What is needed => Copy out all of the data below with no alterations.

The data =>
_ _ _ _ _

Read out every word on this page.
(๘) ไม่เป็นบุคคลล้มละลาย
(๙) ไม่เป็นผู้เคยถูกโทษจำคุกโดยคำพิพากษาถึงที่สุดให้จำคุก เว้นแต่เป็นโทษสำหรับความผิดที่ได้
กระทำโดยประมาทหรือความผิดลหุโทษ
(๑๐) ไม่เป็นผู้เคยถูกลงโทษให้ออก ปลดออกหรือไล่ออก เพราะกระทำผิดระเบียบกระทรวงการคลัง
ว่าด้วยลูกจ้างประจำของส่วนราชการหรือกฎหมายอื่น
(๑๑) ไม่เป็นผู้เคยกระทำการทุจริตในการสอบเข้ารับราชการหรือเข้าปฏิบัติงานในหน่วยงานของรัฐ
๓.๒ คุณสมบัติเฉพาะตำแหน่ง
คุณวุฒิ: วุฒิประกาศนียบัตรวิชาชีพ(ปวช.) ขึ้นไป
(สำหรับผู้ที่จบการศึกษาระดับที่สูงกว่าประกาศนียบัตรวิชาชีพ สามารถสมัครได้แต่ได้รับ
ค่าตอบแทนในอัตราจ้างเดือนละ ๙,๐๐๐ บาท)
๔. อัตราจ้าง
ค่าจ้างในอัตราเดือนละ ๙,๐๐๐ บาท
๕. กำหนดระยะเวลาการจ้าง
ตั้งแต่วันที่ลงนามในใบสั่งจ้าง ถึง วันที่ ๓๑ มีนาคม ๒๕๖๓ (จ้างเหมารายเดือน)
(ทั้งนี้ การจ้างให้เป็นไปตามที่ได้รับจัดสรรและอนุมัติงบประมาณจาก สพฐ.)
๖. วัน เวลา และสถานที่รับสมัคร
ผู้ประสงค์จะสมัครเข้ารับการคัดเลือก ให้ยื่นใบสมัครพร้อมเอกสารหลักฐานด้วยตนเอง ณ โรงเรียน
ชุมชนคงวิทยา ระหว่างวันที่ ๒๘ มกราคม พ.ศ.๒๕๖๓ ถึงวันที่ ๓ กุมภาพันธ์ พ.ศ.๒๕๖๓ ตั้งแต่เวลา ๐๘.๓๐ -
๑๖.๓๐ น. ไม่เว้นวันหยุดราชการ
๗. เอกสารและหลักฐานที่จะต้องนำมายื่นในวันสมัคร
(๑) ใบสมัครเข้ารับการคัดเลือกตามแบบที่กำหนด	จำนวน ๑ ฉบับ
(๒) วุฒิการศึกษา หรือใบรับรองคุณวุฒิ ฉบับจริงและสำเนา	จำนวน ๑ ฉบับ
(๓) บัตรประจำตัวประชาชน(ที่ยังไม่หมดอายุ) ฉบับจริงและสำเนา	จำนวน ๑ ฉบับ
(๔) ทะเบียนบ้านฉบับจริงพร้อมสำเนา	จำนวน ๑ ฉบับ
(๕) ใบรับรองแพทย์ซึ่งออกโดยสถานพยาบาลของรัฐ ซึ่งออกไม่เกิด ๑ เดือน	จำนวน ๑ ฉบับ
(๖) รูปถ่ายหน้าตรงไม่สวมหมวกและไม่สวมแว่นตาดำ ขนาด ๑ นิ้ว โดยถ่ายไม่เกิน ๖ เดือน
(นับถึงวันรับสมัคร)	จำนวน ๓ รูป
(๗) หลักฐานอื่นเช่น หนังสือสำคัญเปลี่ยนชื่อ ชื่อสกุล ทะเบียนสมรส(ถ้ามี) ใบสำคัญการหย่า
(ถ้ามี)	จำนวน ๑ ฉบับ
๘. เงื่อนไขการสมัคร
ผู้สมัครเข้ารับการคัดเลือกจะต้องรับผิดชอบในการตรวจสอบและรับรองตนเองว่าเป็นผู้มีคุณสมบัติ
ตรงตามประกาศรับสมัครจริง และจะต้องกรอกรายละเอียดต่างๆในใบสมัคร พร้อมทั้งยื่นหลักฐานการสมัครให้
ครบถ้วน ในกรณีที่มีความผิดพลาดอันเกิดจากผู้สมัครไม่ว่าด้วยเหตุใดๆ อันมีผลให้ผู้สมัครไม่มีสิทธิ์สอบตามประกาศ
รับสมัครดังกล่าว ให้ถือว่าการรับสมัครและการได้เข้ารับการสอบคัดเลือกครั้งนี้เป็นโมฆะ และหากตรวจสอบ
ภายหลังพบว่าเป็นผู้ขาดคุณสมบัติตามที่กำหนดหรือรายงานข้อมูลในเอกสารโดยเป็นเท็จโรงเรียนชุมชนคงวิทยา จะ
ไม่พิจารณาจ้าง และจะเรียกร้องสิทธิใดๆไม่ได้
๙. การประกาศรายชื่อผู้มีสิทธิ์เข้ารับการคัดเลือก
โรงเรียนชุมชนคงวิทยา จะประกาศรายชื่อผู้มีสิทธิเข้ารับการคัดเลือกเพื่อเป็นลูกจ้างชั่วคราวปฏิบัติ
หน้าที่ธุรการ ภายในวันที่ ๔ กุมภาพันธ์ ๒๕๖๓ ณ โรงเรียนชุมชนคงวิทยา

_ _ _ _ _

Response below =>
Read out every word on this page.
(๘) ไม่เป็นบุคคลล้มละลาย
(๙) ไม่เป็นผู้เคยถูกโทษจำคุกโดยคำพิพากษาถึงที่สุดให้จำคุก เว้นแต่เป็นโทษสำหรับความผิดที่ได้
กระทำโดยประมาทหรือความผิดลหุโทษ
(๑๐) ไม่เป็นผู้เคยถูกลงโทษให้ออก ปลดออกหรือไล่ออก เพราะกระทำผิดระเบียบกระทรวงการคลัง
ว่าด้วยลูกจ้างประจำของส่วนราชการหรือกฎหมายอื่น
(๑๑) ไม่เป็นผู้เคยกระทำการทุจริตในการสอบเข้ารับราชการหรือเข้าปฏิบัติงานในหน่วยงานของรัฐ
๓.๒ คุณสมบัติเฉพาะตำแหน่ง
คุณวุฒิ: วุฒิประกาศนียบัตรวิชาชีพ(ปวช.) ขึ้นไป
(สำหรับผู้ที่จบการศึกษาระดับที่สูงกว่าประกาศนียบัตรวิชาชีพ สามารถสมัครได้แต่ได้รับ
ค่าตอบแทนในอัตราจ้างเดือนละ ๙,๐๐๐ บาท)
๔. อัตราจ้าง
ค่าจ้างในอัตราเดือนละ ๙,๐๐๐ บาท
๕. กำหนดระยะเวลาการจ้าง
ตั้งแต่วันที่ลงนามในใบสั่งจ้าง ถึง วันที่ ๓๑ มีนาคม ๒๕๖๓ (จ้างเหมารายเดือน)
(ทั้งนี้ การจ้างให้เป็นไปตามที่ได้รับจัดสรรและอนุมัติงบประมาณจาก สพฐ.)
๖. วัน เวลา และสถานที่รับสมัคร
ผู้ประสงค์จะสมัครเข้ารับการคัดเลือก ให้ยื่นใบสมัครพร้อมเอกสารหลักฐานด้วยตนเอง ณ โรงเรียน
ชุมชนคงวิทยา ระหว่างวันที่ ๒๘ มกราคม พ.ศ.๒๕๖๓ ถึงวันที่ ๓ กุมภาพันธ์ พ.ศ.๒๕๖๓ ตั้งแต่เวลา ๐๘.๓๐ -
๑๖.๓๐ น. ไม่เว้นวันหยุดราชการ
๗. เอกสารและหลักฐานที่จะต้องนำมายื่นในวันสมัคร
(๑) ใบสมัครเข้ารับการคัดเลือกตามแบบที่กำหนด	จำนวน ๑ ฉบับ
(๒) วุฒิการศึกษา หรือใบรับรองคุณวุฒิ ฉบับจริงและสำเนา	จำนวน ๑ ฉบับ
(๓) บัตรประจำตัวประชาชน(ที่ยังไม่หมดอายุ) ฉบับจริงและสำเนา	จำนวน ๑ ฉบับ
(๔) ทะเบียนบ้านฉบับจริงพร้อมสำเนา	จำนวน ๑ ฉบับ
(๕) ใบรับรองแพทย์ซึ่งออกโดยสถานพยาบาลของรัฐ ซึ่งออกไม่เกิด ๑ เดือน	จำนวน ๑ ฉบับ
(๖) รูปถ่ายหน้าตรงไม่สวมหมวกและไม่สวมแว่นตาดำ ขนาด ๑ นิ้ว โดยถ่ายไม่เกิน ๖ เดือน
(นับถึงวันรับสมัคร)	จำนวน ๓ รูป
(๗) หลักฐานอื่นเช่น หนังสือสำคัญเปลี่ยนชื่อ ชื่อสกุล ทะเบียนสมรส(ถ้ามี) ใบสำคัญการหย่า
(ถ้ามี)	จำนวน ๑ ฉบับ
๘. เงื่อนไขการสมัคร
ผู้สมัครเข้ารับการคัดเลือกจะต้องรับผิดชอบในการตรวจสอบและรับรองตนเองว่าเป็นผู้มีคุณสมบัติ
ตรงตามประกาศรับสมัครจริง และจะต้องกรอกรายละเอียดต่างๆในใบสมัคร พร้อมทั้งยื่นหลักฐานการสมัครให้
ครบถ้วน ในกรณีที่มีความผิดพลาดอันเกิดจากผู้สมัครไม่ว่าด้วยเหตุใดๆ อันมีผลให้ผู้สมัครไม่มีสิทธิ์สอบตามประกาศ
รับสมัครดังกล่าว ให้ถือว่าการรับสมัครและการได้เข้ารับการสอบคัดเลือกครั้งนี้เป็นโมฆะ และหากตรวจสอบ
ภายหลังพบว่าเป็นผู้ขาดคุณสมบัติตามที่กำหนดหรือรายงานข้อมูลในเอกสารโดยเป็นเท็จโรงเรียนชุมชนคงวิทยา จะ
ไม่พิจารณาจ้าง และจะเรียกร้องสิทธิใดๆไม่ได้
๙. การประกาศรายชื่อผู้มีสิทธิ์เข้ารับการคัดเลือก
โรงเรียนชุมชนคงวิทยา จะประกาศรายชื่อผู้มีสิทธิเข้ารับการคัดเลือกเพื่อเป็นลูกจ้างชั่วคราวปฏิบัติ
หน้าที่ธุรการ ภายในวันที่ ๔ กุมภาพันธ์ ๒๕๖๓ ณ โรงเรียนชุมชนคงวิทยา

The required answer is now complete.